Aufgabe:
Gib den Teil des Materials wortgetreu wieder, der mit der Zeile beginnt, die „Identify all the“ enthält, und mit der Zeile endet, die „- svg-text:2.5: 2.5: [338, 312, 350, 323]“ enthält.

──────── Das Material

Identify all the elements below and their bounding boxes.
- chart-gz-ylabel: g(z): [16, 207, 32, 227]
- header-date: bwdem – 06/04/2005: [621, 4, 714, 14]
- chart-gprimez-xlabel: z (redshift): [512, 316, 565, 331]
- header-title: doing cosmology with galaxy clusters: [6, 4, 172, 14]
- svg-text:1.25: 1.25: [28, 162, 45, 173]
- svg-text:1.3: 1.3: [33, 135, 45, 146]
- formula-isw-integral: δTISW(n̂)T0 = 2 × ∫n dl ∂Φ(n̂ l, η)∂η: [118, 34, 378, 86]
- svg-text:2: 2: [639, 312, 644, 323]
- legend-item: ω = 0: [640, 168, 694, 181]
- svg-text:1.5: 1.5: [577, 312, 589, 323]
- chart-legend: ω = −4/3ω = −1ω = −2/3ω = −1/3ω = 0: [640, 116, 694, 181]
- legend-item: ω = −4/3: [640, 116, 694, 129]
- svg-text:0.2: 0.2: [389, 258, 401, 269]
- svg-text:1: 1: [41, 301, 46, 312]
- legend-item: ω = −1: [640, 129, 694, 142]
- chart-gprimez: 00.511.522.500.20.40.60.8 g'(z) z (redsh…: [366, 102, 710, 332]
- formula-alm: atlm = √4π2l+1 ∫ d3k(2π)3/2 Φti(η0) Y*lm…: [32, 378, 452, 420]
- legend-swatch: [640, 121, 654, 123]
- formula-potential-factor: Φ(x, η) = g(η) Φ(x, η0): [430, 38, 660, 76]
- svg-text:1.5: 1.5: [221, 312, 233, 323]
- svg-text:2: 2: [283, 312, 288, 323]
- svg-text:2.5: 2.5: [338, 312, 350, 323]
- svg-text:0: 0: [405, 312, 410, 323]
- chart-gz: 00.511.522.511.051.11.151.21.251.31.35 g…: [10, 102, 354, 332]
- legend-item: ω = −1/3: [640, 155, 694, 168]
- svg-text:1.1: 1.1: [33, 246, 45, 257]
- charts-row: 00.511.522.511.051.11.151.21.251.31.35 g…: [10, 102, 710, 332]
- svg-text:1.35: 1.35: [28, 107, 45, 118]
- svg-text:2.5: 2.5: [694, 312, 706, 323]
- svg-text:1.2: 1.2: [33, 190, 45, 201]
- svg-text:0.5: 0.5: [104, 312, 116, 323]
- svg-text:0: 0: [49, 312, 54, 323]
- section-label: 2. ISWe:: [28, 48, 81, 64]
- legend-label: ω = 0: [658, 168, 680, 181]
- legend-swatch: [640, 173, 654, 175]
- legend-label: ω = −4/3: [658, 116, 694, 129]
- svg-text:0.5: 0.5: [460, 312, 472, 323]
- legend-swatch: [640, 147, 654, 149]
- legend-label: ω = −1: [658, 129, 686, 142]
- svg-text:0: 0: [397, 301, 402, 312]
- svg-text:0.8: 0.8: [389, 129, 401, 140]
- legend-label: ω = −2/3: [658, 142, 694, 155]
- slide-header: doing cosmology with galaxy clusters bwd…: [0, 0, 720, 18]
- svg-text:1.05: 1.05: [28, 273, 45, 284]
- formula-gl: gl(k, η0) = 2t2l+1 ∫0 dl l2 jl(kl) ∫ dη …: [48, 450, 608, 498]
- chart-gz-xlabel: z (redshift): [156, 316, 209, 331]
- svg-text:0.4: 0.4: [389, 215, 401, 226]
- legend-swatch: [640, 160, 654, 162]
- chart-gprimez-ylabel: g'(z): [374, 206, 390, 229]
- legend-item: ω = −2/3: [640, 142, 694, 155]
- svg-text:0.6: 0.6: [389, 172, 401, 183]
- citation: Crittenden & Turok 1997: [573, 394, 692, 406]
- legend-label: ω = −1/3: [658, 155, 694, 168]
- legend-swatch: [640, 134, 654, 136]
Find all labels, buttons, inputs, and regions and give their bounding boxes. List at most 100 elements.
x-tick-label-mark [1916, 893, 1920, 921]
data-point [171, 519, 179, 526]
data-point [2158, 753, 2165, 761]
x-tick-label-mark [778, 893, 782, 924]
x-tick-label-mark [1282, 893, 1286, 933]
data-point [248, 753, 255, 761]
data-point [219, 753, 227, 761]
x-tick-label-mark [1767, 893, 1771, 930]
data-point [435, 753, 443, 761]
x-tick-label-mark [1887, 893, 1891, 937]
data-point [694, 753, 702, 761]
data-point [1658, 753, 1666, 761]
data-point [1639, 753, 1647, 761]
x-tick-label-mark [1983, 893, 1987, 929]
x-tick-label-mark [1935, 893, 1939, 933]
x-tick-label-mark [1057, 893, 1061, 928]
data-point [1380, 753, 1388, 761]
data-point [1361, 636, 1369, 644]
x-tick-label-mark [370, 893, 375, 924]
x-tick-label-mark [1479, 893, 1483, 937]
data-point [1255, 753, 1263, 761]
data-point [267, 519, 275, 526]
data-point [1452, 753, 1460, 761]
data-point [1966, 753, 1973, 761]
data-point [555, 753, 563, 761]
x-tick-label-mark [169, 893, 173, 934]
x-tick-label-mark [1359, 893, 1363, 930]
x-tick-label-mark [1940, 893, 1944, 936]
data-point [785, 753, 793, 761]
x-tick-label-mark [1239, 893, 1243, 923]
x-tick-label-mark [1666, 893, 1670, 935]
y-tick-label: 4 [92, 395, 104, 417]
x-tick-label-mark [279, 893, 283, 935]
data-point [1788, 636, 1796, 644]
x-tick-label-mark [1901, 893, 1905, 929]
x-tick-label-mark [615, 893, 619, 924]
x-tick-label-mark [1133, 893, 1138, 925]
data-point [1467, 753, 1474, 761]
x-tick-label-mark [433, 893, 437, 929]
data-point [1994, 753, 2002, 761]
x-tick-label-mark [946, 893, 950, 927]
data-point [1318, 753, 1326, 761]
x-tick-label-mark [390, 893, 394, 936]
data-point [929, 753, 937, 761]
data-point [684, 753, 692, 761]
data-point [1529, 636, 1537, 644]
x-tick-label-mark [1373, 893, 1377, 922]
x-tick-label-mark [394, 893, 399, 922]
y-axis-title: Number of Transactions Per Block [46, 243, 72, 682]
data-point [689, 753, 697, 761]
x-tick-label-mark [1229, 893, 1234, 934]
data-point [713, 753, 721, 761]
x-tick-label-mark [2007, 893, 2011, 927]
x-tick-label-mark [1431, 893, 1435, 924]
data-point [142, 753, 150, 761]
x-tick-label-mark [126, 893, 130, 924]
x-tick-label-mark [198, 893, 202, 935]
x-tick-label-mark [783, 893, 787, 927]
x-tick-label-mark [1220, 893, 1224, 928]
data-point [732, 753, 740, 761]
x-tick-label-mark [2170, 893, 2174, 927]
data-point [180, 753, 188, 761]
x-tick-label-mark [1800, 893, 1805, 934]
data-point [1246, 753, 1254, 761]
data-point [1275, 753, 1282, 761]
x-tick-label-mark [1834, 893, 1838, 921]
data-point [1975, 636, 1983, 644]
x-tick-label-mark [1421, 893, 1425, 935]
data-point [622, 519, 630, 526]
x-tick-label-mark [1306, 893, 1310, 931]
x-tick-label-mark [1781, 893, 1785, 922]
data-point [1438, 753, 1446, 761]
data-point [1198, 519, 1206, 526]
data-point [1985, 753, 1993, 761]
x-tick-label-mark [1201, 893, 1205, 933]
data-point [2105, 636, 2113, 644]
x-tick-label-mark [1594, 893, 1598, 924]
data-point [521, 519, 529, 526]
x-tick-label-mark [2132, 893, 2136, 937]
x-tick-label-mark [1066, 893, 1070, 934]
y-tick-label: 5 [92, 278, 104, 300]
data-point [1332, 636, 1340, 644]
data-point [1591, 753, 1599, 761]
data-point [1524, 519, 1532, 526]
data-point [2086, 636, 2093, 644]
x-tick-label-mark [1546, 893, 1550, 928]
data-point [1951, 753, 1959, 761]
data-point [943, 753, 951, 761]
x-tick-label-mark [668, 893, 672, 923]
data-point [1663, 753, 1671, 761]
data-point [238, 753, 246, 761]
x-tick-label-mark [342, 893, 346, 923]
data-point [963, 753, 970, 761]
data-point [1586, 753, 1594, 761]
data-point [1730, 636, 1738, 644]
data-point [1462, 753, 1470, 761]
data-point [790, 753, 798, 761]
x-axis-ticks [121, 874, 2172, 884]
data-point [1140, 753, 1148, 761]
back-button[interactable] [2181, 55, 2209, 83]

────────────────
──────── Das Material

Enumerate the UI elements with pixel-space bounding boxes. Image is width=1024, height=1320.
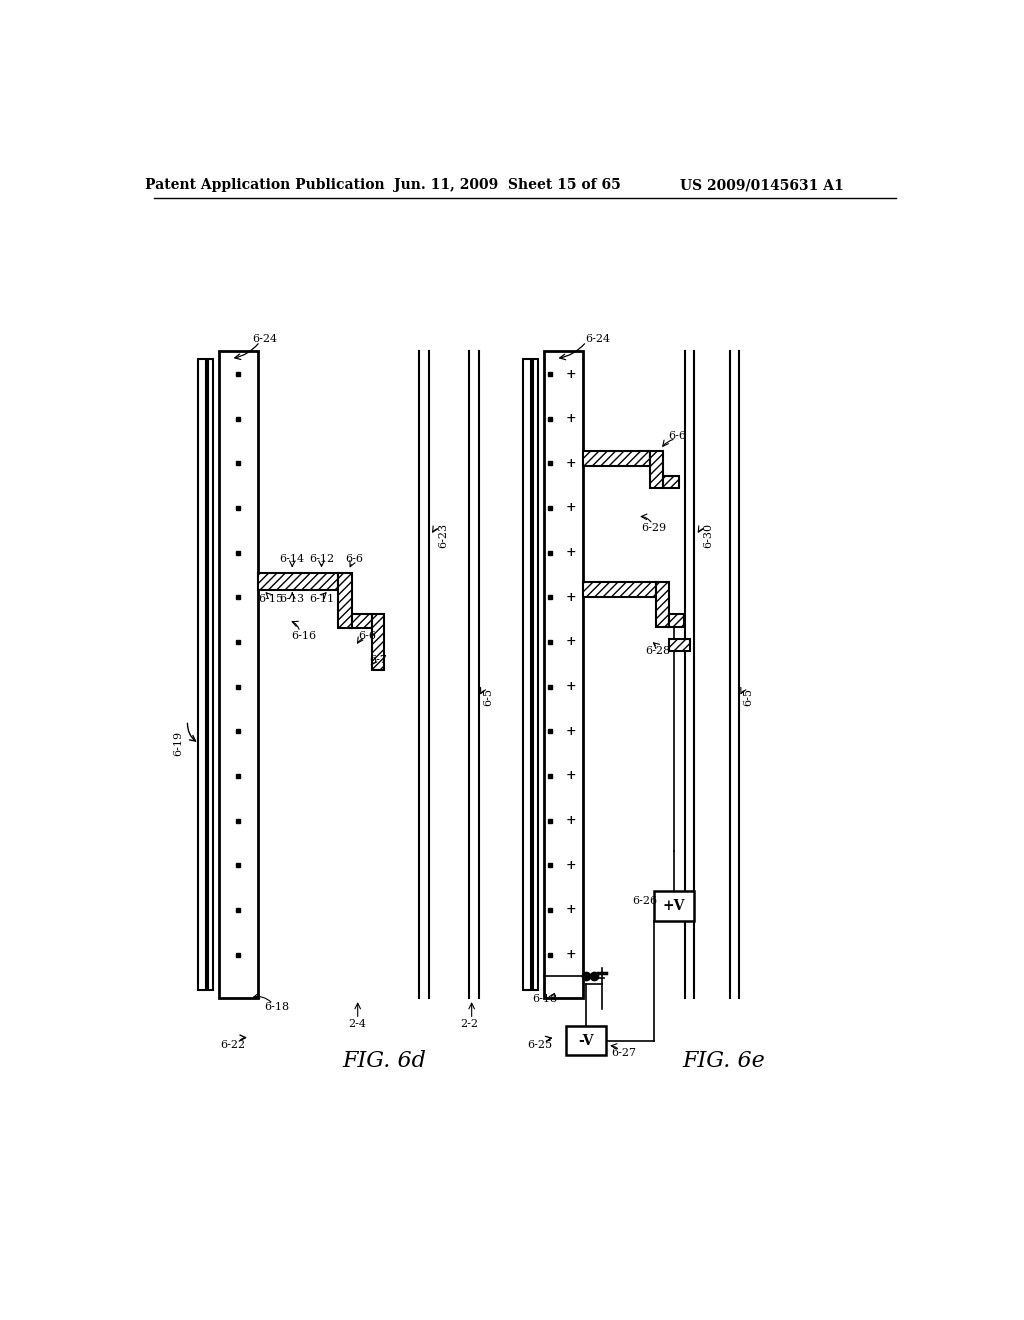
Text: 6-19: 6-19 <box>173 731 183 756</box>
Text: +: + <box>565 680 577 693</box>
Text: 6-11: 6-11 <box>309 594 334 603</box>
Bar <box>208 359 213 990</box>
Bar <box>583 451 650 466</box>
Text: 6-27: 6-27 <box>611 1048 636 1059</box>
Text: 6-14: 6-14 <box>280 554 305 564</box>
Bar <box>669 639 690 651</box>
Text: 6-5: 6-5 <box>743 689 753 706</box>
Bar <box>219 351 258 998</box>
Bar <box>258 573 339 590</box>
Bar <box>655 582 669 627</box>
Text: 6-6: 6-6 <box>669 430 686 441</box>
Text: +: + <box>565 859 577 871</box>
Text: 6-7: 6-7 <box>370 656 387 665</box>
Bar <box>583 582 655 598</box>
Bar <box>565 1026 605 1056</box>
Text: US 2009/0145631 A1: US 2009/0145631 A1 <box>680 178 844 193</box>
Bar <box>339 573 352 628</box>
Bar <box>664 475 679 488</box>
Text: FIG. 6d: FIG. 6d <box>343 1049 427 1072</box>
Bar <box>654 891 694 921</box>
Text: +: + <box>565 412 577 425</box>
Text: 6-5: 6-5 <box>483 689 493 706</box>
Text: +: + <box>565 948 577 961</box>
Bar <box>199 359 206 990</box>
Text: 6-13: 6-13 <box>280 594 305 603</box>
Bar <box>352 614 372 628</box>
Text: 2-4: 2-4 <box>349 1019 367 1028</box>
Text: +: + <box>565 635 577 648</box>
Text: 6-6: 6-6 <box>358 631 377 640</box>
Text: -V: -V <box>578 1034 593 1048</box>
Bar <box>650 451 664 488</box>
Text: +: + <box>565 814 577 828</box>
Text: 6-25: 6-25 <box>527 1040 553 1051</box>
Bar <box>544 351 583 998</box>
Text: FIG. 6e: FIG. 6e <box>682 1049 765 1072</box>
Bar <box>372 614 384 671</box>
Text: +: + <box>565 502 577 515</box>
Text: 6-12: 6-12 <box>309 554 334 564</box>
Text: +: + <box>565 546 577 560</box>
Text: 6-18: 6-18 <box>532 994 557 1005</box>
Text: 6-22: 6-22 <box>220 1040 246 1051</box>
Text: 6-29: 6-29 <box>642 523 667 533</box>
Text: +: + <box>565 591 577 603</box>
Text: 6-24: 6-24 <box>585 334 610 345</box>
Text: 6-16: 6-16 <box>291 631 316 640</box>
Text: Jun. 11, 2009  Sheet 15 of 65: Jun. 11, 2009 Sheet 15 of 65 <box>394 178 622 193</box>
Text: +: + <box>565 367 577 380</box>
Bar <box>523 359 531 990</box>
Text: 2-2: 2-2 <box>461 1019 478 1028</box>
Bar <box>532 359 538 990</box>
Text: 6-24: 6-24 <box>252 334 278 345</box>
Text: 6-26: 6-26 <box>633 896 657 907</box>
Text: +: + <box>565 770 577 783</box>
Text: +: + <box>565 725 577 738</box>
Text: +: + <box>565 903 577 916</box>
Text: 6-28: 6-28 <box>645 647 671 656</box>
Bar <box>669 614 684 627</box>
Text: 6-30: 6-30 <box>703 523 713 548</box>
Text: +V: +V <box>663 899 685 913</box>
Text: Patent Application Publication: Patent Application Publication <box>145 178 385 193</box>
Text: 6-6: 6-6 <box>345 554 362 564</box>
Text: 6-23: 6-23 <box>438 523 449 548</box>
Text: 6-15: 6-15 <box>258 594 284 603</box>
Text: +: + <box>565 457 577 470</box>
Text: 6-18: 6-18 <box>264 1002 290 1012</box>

────────────────

Antwort:
Identify all the elements below and their bounding boxes.
- chart-gz-ylabel: g(z): [16, 207, 32, 227]
- header-date: bwdem – 06/04/2005: [621, 4, 714, 14]
- chart-gprimez-xlabel: z (redshift): [512, 316, 565, 331]
- header-title: doing cosmology with galaxy clusters: [6, 4, 172, 14]
- svg-text:1.25: 1.25: [28, 162, 45, 173]
- svg-text:1.3: 1.3: [33, 135, 45, 146]
- formula-isw-integral: δTISW(n̂)T0 = 2 × ∫n dl ∂Φ(n̂ l, η)∂η: [118, 34, 378, 86]
- svg-text:2: 2: [639, 312, 644, 323]
- legend-item: ω = 0: [640, 168, 694, 181]
- svg-text:1.5: 1.5: [577, 312, 589, 323]
- chart-legend: ω = −4/3ω = −1ω = −2/3ω = −1/3ω = 0: [640, 116, 694, 181]
- legend-item: ω = −4/3: [640, 116, 694, 129]
- svg-text:0.2: 0.2: [389, 258, 401, 269]
- svg-text:1: 1: [41, 301, 46, 312]
- legend-item: ω = −1: [640, 129, 694, 142]
- chart-gprimez: 00.511.522.500.20.40.60.8 g'(z) z (redsh…: [366, 102, 710, 332]
- formula-alm: atlm = √4π2l+1 ∫ d3k(2π)3/2 Φti(η0) Y*lm…: [32, 378, 452, 420]
- legend-swatch: [640, 121, 654, 123]
- formula-potential-factor: Φ(x, η) = g(η) Φ(x, η0): [430, 38, 660, 76]
- svg-text:1.5: 1.5: [221, 312, 233, 323]
- svg-text:2: 2: [283, 312, 288, 323]
- svg-text:2.5: 2.5: [338, 312, 350, 323]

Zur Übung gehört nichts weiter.